*WHAT TO WORK ON*: Tally up how many lines in the listing below contain the string "ylabel", and give only the total.

□ □ □ □ □ □ □

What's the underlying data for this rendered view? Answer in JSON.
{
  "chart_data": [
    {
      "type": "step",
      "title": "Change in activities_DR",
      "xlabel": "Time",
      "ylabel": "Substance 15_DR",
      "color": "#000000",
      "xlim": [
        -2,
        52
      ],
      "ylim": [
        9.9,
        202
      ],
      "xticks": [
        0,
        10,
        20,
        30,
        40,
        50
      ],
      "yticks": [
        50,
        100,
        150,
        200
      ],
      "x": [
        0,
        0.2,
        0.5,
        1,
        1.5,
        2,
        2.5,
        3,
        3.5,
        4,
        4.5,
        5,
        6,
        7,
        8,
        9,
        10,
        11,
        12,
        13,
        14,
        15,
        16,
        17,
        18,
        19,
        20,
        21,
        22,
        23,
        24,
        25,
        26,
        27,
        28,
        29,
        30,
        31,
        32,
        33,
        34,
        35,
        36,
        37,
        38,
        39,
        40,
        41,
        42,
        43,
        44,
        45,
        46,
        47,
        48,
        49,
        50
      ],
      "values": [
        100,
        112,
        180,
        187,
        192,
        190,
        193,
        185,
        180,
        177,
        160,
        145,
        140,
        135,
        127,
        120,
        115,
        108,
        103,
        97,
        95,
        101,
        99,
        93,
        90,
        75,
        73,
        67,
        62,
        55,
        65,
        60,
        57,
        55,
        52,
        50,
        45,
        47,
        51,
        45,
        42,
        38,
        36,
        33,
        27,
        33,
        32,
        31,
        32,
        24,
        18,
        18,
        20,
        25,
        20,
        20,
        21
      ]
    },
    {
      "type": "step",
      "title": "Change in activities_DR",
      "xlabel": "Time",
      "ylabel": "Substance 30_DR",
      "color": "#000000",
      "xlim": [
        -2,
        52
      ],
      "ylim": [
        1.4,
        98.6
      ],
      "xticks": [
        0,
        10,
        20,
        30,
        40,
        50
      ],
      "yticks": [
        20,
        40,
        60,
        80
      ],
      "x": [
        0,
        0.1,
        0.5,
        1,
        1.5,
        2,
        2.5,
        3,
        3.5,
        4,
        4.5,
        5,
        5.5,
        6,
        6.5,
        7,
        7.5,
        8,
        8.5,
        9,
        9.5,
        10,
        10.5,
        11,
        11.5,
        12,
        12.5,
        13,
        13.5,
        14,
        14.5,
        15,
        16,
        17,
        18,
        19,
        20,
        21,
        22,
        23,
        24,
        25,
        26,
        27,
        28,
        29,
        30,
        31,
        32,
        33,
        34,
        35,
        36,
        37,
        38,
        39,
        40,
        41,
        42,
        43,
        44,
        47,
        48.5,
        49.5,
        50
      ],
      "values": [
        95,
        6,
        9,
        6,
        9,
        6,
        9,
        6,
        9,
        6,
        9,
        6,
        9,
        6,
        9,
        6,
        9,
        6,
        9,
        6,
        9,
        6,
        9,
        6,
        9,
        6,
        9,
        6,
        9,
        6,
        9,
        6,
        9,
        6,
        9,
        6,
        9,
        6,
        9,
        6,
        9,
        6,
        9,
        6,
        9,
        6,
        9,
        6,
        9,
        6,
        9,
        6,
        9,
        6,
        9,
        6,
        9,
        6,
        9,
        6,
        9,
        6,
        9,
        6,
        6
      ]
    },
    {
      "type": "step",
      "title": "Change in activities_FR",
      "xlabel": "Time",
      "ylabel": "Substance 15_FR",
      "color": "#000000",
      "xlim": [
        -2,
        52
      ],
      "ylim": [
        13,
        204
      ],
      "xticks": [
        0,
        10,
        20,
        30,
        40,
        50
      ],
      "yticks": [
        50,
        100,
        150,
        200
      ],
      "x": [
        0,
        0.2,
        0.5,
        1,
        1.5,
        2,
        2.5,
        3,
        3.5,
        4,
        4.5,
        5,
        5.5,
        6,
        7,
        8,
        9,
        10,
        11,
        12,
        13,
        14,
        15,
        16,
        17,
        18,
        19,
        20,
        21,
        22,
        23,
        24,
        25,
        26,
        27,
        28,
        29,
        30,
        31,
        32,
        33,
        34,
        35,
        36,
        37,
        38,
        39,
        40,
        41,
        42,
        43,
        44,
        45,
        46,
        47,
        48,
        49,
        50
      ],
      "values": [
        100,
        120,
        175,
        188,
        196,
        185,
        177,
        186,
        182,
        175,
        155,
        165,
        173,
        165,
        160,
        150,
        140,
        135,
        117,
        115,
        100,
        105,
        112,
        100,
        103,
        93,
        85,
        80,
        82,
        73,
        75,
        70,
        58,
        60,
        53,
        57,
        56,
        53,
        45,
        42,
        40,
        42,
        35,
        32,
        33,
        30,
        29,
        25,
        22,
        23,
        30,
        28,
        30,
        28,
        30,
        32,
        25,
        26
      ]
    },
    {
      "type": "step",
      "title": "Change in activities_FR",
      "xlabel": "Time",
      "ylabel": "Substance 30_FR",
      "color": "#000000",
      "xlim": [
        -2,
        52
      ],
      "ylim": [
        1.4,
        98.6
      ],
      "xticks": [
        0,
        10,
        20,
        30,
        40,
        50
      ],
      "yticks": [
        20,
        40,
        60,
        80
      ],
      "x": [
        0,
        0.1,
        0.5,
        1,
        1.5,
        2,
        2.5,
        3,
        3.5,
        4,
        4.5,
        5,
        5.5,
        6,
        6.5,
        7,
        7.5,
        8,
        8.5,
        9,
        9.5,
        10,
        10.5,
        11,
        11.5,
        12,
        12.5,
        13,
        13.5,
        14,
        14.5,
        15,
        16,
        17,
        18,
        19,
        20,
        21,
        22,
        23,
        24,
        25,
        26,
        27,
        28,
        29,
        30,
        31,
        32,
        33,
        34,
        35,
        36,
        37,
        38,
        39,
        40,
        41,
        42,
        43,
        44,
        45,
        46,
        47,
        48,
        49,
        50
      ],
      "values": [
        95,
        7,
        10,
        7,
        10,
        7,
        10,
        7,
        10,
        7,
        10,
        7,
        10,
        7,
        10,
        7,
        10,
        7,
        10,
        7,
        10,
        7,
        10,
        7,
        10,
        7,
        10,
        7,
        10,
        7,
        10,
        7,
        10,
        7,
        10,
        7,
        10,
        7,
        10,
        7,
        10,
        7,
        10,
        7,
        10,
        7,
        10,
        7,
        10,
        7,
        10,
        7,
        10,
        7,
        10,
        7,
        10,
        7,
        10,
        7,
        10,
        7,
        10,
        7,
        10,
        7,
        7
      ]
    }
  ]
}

□ □ □ □ □ □ □

*FINAL ANSWER*: 4